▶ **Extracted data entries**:
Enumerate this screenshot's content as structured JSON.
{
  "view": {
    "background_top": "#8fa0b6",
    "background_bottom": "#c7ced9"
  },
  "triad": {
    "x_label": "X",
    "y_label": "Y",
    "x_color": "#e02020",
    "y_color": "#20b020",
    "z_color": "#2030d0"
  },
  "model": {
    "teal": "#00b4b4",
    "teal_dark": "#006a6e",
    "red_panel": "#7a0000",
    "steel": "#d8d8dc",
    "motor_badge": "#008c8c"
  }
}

▶ **TO BE DONE**: Exactly as shown, repeat every record.

▶ **ANSWER FOR THIS EXERCISE**:
Enumerate this screenshot's content as structured JSON.
{
  "view": {
    "background_top": "#8fa0b6",
    "background_bottom": "#c7ced9"
  },
  "triad": {
    "x_label": "X",
    "y_label": "Y",
    "x_color": "#e02020",
    "y_color": "#20b020",
    "z_color": "#2030d0"
  },
  "model": {
    "teal": "#00b4b4",
    "teal_dark": "#006a6e",
    "red_panel": "#7a0000",
    "steel": "#d8d8dc",
    "motor_badge": "#008c8c"
  }
}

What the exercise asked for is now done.